**Текст для чтения**

_ _ _

Душевная жизнь предстает в виде бесконечной и прихотливой смены состояний, над которыми не властно сознание, — текучесть человеческих переживаний, безостановочный процесс следующих друг за другом и часто противоречивых движений <выделение мое. — С.С.> составляют главную сущность Толстовского метода при изображении душевной жизни. Сознание разлагает ее на моменты и оформляет самую последовательность (Эйхенбаум 1922: 48).
В выделенном курсивом отрывке можно увидеть сходство и с идеей Шкловского о психологии как парадоксе, и с упоминавшимся в эссе “Мысль, описавшая круг” рассуждением Ларошфуко о непостоянстве психологических состояний, от которых зависит отношение человека к смерти (Гинзбург 2002: 563—564). Они одинаково важны для Гинзбург. Осознание — дисциплина размышлений и основной принцип ее фрагментарного письма. В 1928 году она строит на нем открытую отрицательную конструкцию — замысел романа, синтезирующего опыт Вяземского и Пруста:
Роман <…> должен <…> быть <…> высокоответственной сводкой мыслей о жизни, представлений о жизни, отношений к жизни.

_ _ _

**Предоставленные строки**

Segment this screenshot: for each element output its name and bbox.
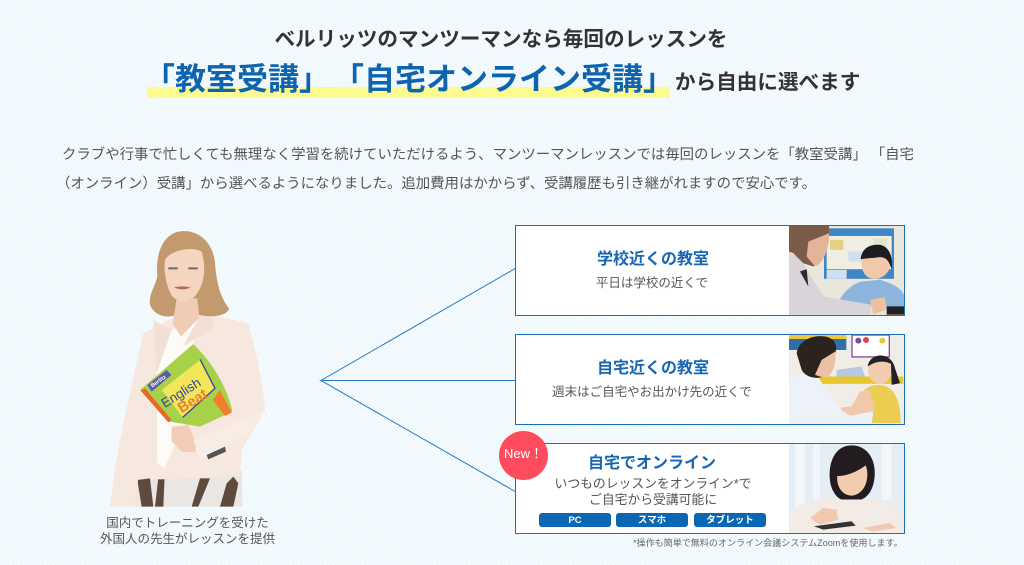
button: tablet	[694, 513, 766, 527]
photo: teacher and boy	[789, 226, 904, 315]
photo: girl with tablet	[789, 444, 904, 533]
title: second line ending: から自由に選べます	[675, 71, 860, 94]
title: second line, online at home: 「自宅オンライン受講」	[333, 62, 674, 97]
title: first line: ベルリッツのマンツーマンなら毎回のレッスンを	[274, 28, 728, 51]
card text: classroom near school: 平日は学校の近くで	[596, 276, 708, 290]
illustration: teacher holding textbook: Beat	[175, 386, 211, 417]
illustration: teacher holding textbook: English	[158, 375, 203, 411]
text: （オンライン）受講」から選べるようになりました。追加費用はかからず、受講履歴も引き継がれますので安心です。	[56, 176, 816, 192]
button: PC: PC	[568, 515, 582, 526]
illustration: teacher holding textbook	[110, 231, 265, 507]
card heading: online at home: 自宅でオンライン	[588, 455, 716, 472]
card text: online at home: いつものレッスンをオンライン*で	[555, 476, 751, 491]
badge: New: New！	[504, 446, 543, 461]
button: tablet: タブレット	[706, 515, 754, 526]
card: classroom near home	[515, 334, 905, 425]
title: second line, classroom: 「教室受講」	[144, 62, 330, 97]
card: online at home	[515, 443, 905, 534]
illustration: teacher holding textbook: Berlitz	[150, 374, 168, 389]
card: classroom near school	[515, 225, 905, 316]
button: smartphone	[616, 513, 688, 527]
footnote: *操作も簡単で無料のオンライン会議システムZoomを使用します。	[633, 538, 903, 548]
badge: New	[499, 431, 548, 480]
card heading: classroom near school: 学校近くの教室	[597, 251, 709, 268]
intro paragraph	[56, 146, 914, 192]
card text: online at home	[555, 476, 751, 507]
teacher caption: 国内でトレーニングを受けた	[106, 516, 269, 530]
card text: online at home: ご自宅から受講可能に	[589, 492, 717, 507]
card text: classroom near home: 週末はご自宅やお出かけ先の近くで	[552, 385, 752, 399]
card heading: classroom near home: 自宅近くの教室	[597, 360, 709, 377]
title highlight band	[147, 87, 670, 98]
photo: teacher and girl	[789, 335, 904, 424]
button: smartphone: スマホ	[638, 515, 666, 526]
text: クラブや行事で忙しくても無理なく学習を続けていただけるよう、マンツーマンレッスンでは毎回のレッスンを「教室受講」 「自宅	[62, 147, 914, 163]
teacher caption: 外国人の先生がレッスンを提供	[100, 532, 275, 546]
teacher caption	[100, 516, 275, 546]
button: PC	[539, 513, 611, 527]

_ _ _

**Задание A**
Опыт каких двух авторов должен был соединить замысел романа, о котором говорится в тексте для чтения?
**Задание B**
Переведите на английский язык предложение из текста для чтения: «Осознание — дисциплина размышлений и основной принцип ее фрагментарного письма».
**Задание C**
Воспроизведите из текста для чтения фрагмент, который открывается словами «Душевная жизнь предстает» и завершается словами «(Эйхенбаум 1922: 48).».
Строки составляют отдельный материал.

**Ответ A**
Опыт Вяземского и Пруста.

**Ответ B**
Awareness is the discipline of reflection and the basic principle of her fragmentary writing.

**Ответ C**
Душевная жизнь предстает в виде бесконечной и прихотливой смены состояний, над которыми не властно сознание, — текучесть человеческих переживаний, безостановочный процесс следующих друг за другом и часто противоречивых движений <выделение мое. — С.С.> составляют главную сущность Толстовского метода при изображении душевной жизни. Сознание разлагает ее на моменты и оформляет самую последовательность (Эйхенбаум 1922: 48).